**Rows**
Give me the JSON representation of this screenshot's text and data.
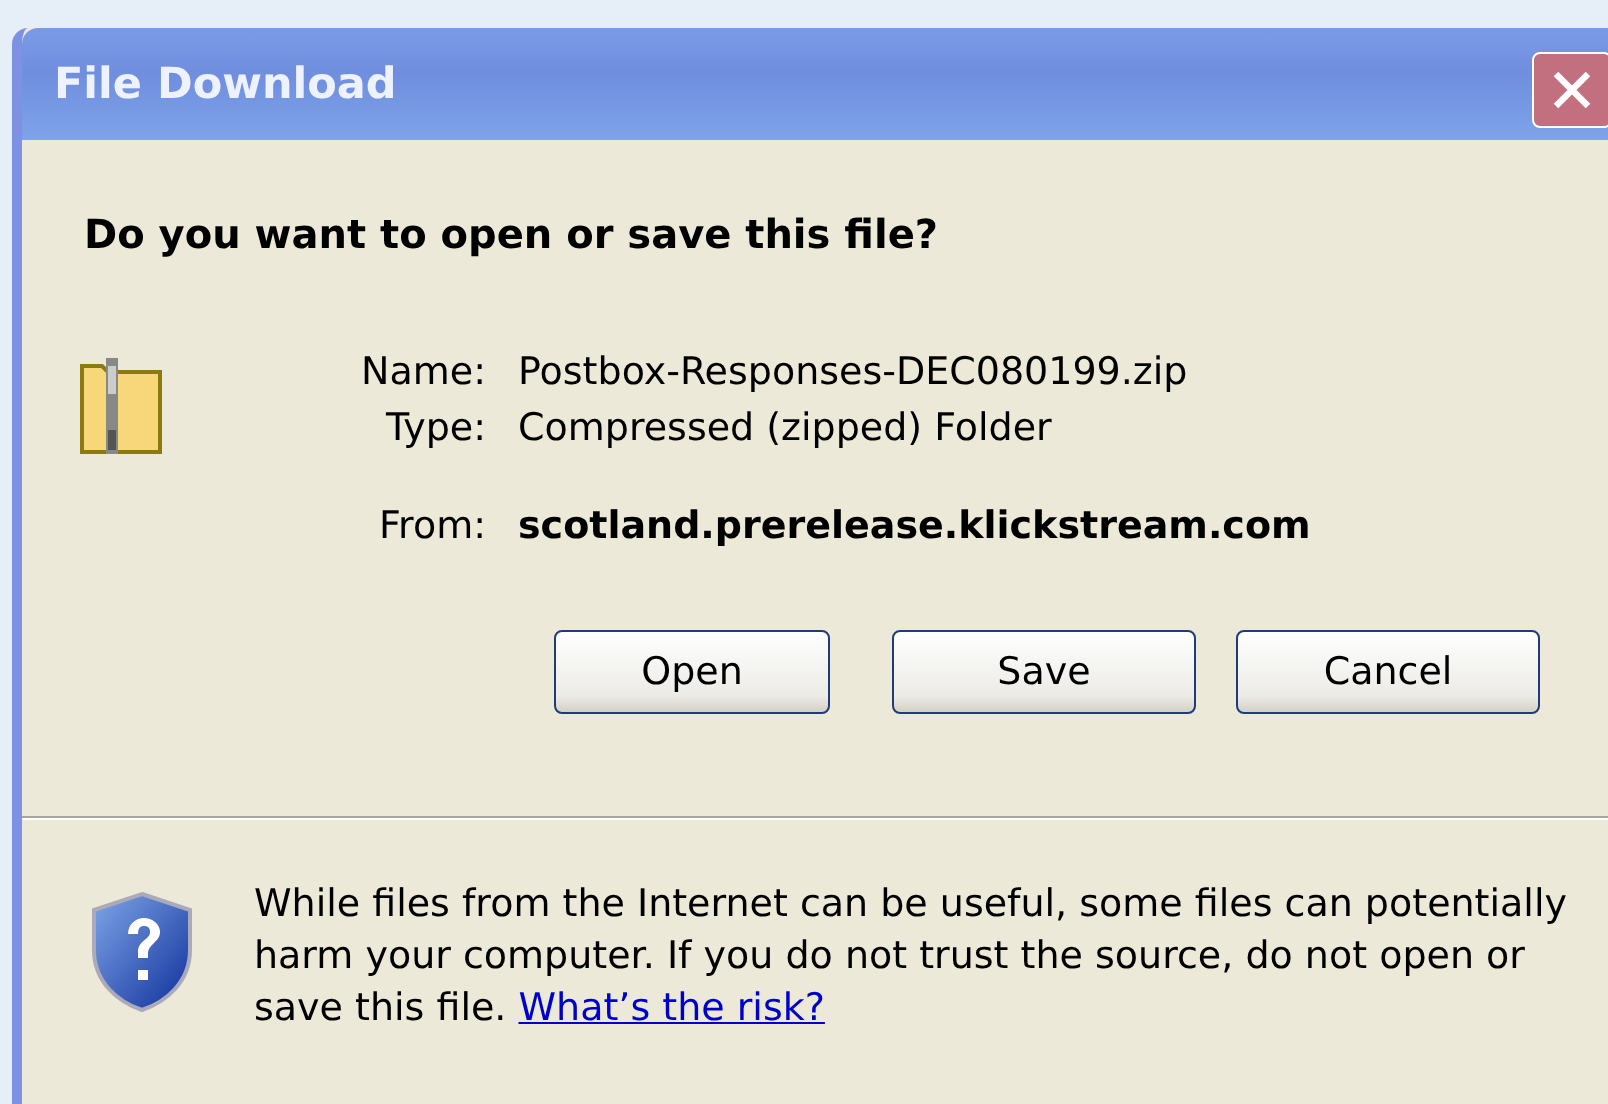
{
  "window": {
    "title": "File Download"
  },
  "question": "Do you want to open or save this file?",
  "details": [
    {
      "label": "Name:",
      "value": "Postbox-Responses-DEC080199.zip",
      "bold": false
    },
    {
      "label": "Type:",
      "value": "Compressed (zipped) Folder",
      "bold": false
    },
    {
      "label": "From:",
      "value": "scotland.prerelease.klickstream.com",
      "bold": true
    }
  ],
  "buttons": [
    "Open",
    "Save",
    "Cancel"
  ],
  "warning": {
    "text": "While files from the Internet can be useful, some files can potentially harm your computer. If you do not trust the source, do not open or save this file.",
    "link": "What’s the risk?"
  }
}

**Written task**
All of the material above should be reproduced exactly, except the pictures.

**Result of this task**
Give me the JSON representation of this screenshot's text and data.
{
  "window": {
    "title": "File Download"
  },
  "question": "Do you want to open or save this file?",
  "details": [
    {
      "label": "Name:",
      "value": "Postbox-Responses-DEC080199.zip",
      "bold": false
    },
    {
      "label": "Type:",
      "value": "Compressed (zipped) Folder",
      "bold": false
    },
    {
      "label": "From:",
      "value": "scotland.prerelease.klickstream.com",
      "bold": true
    }
  ],
  "buttons": [
    "Open",
    "Save",
    "Cancel"
  ],
  "warning": {
    "text": "While files from the Internet can be useful, some files can potentially harm your computer. If you do not trust the source, do not open or save this file.",
    "link": "What’s the risk?"
  }
}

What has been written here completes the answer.